# Start of Stored records

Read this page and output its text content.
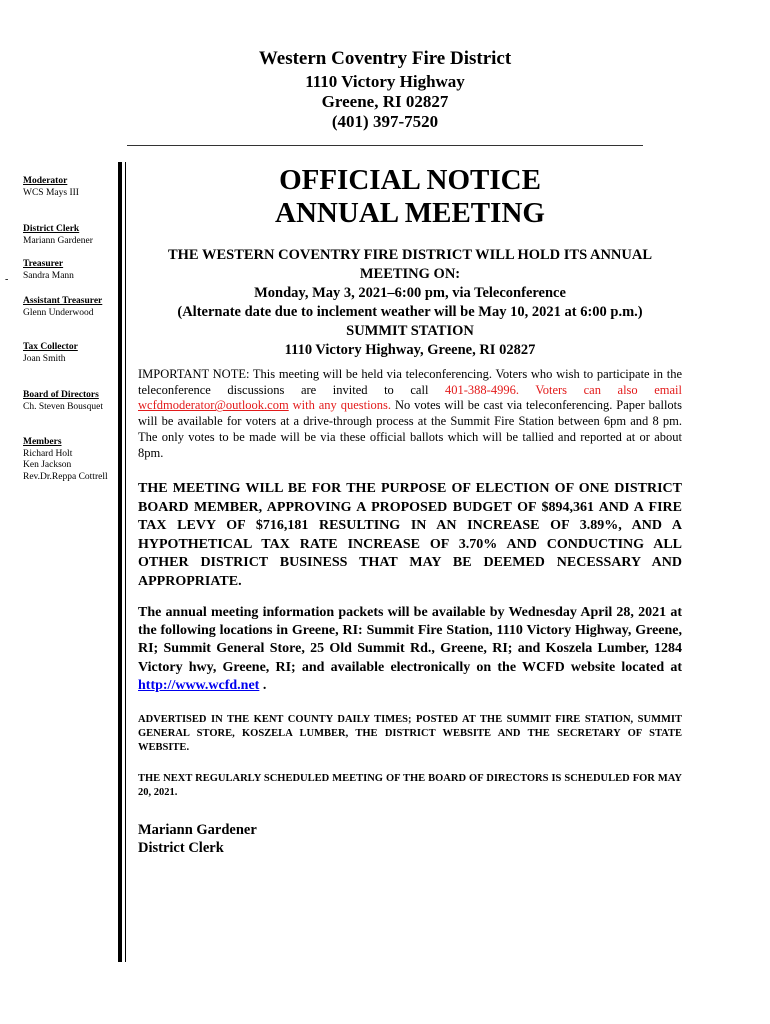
Western Coventry Fire District
1110 Victory Highway
Greene, RI 02827
(401) 397-7520
-
Moderator
WCS Mays III
District Clerk
Mariann Gardener
Treasurer
Sandra Mann
Assistant Treasurer
Glenn Underwood
Tax Collector
Joan Smith
Board of Directors
Ch. Steven Bousquet
Members
Richard Holt
Ken Jackson
Rev.Dr.Reppa Cottrell
OFFICIAL NOTICE
ANNUAL MEETING
THE WESTERN COVENTRY FIRE DISTRICT WILL HOLD ITS ANNUAL MEETING ON:
Monday, May 3, 2021–6:00 pm, via Teleconference
(Alternate date due to inclement weather will be May 10, 2021 at 6:00 p.m.)
SUMMIT STATION
1110 Victory Highway, Greene, RI 02827
IMPORTANT NOTE: This meeting will be held via teleconferencing. Voters who wish to participate in the teleconference discussions are invited to call 401-388-4996. Voters can also email wcfdmoderator@outlook.com with any questions. No votes will be cast via teleconferencing. Paper ballots will be available for voters at a drive-through process at the Summit Fire Station between 6pm and 8 pm. The only votes to be made will be via these official ballots which will be tallied and reported at or about 8pm.
THE MEETING WILL BE FOR THE PURPOSE OF ELECTION OF ONE DISTRICT BOARD MEMBER, APPROVING A PROPOSED BUDGET OF $894,361 AND A FIRE TAX LEVY OF $716,181 RESULTING IN AN INCREASE OF 3.89%, AND A HYPOTHETICAL TAX RATE INCREASE OF 3.70% AND CONDUCTING ALL OTHER DISTRICT BUSINESS THAT MAY BE DEEMED NECESSARY AND APPROPRIATE.
The annual meeting information packets will be available by Wednesday April 28, 2021 at the following locations in Greene, RI: Summit Fire Station, 1110 Victory Highway, Greene, RI; Summit General Store, 25 Old Summit Rd., Greene, RI; and Koszela Lumber, 1284 Victory hwy, Greene, RI; and available electronically on the WCFD website located at http://www.wcfd.net .
ADVERTISED IN THE KENT COUNTY DAILY TIMES; POSTED AT THE SUMMIT FIRE STATION, SUMMIT GENERAL STORE, KOSZELA LUMBER, THE DISTRICT WEBSITE AND THE SECRETARY OF STATE WEBSITE.
THE NEXT REGULARLY SCHEDULED MEETING OF THE BOARD OF DIRECTORS IS SCHEDULED FOR MAY 20, 2021.
Mariann Gardener
District Clerk
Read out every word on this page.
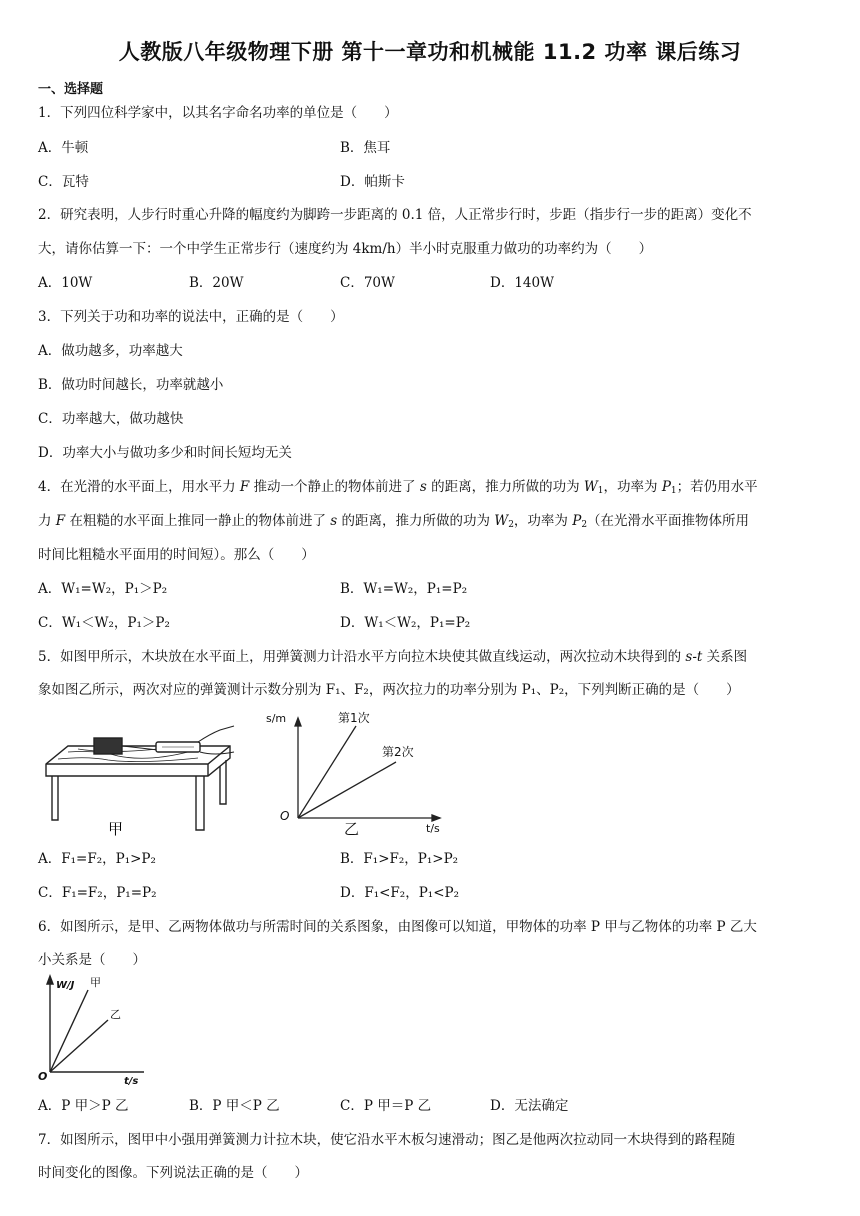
人教版八年级物理下册 第十一章功和机械能 11.2 功率 课后练习
一、选择题
1．下列四位科学家中，以其名字命名功率的单位是（　　）
A．牛顿	B．焦耳
C．瓦特	D．帕斯卡
2．研究表明，人步行时重心升降的幅度约为脚跨一步距离的 0.1 倍，人正常步行时，步距（指步行一步的距离）变化不
大，请你估算一下：一个中学生正常步行（速度约为 4km/h）半小时克服重力做功的功率约为（　　）
A．10W	B．20W	C．70W	D．140W
3．下列关于功和功率的说法中，正确的是（　　）
A．做功越多，功率越大
B．做功时间越长，功率就越小
C．功率越大，做功越快
D．功率大小与做功多少和时间长短均无关
4．在光滑的水平面上，用水平力 F 推动一个静止的物体前进了 s 的距离，推力所做的功为 $W_1$，功率为 $P_1$；若仍用水平
力 F 在粗糙的水平面上推同一静止的物体前进了 s 的距离，推力所做的功为 $W_2$，功率为 $P_2$（在光滑水平面推物体所用
时间比粗糙水平面用的时间短）。那么（　　）
A．W₁=W₂，P₁＞P₂	B．W₁=W₂，P₁=P₂
C．W₁＜W₂，P₁＞P₂	D．W₁＜W₂，P₁=P₂
5．如图甲所示，木块放在水平面上，用弹簧测力计沿水平方向拉木块使其做直线运动，两次拉动木块得到的 s-t 关系图
象如图乙所示，两次对应的弹簧测计示数分别为 F₁、F₂，两次拉力的功率分别为 P₁、P₂，下列判断正确的是（　　）
甲
s/m
O
t/s
第1次
第2次
乙
A．F₁=F₂，P₁>P₂	B．F₁>F₂，P₁>P₂
C．F₁=F₂，P₁=P₂	D．F₁<F₂，P₁<P₂
6．如图所示，是甲、乙两物体做功与所需时间的关系图象，由图像可以知道，甲物体的功率 P 甲与乙物体的功率 P 乙大
小关系是（　　）
W/J
O	t/s
甲
乙
A．P 甲＞P 乙	B．P 甲＜P 乙	C．P 甲＝P 乙	D．无法确定
7．如图所示，图甲中小强用弹簧测力计拉木块，使它沿水平木板匀速滑动；图乙是他两次拉动同一木块得到的路程随
时间变化的图像。下列说法正确的是（　　）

# End of Stored records

# Exercise brief
Which lines of the data include "available"? Copy each of them.

# Correct response
IMPORTANT NOTE: This meeting will be held via teleconferencing. Voters who wish to participate in the teleconference discussions are invited to call 401-388-4996. Voters can also email wcfdmoderator@outlook.com with any questions. No votes will be cast via teleconferencing. Paper ballots will be available for voters at a drive-through process at the Summit Fire Station between 6pm and 8 pm. The only votes to be made will be via these official ballots which will be tallied and reported at or about 8pm.
The annual meeting information packets will be available by Wednesday April 28, 2021 at the following locations in Greene, RI: Summit Fire Station, 1110 Victory Highway, Greene, RI; Summit General Store, 25 Old Summit Rd., Greene, RI; and Koszela Lumber, 1284 Victory hwy, Greene, RI; and available electronically on the WCFD website located at http://www.wcfd.net .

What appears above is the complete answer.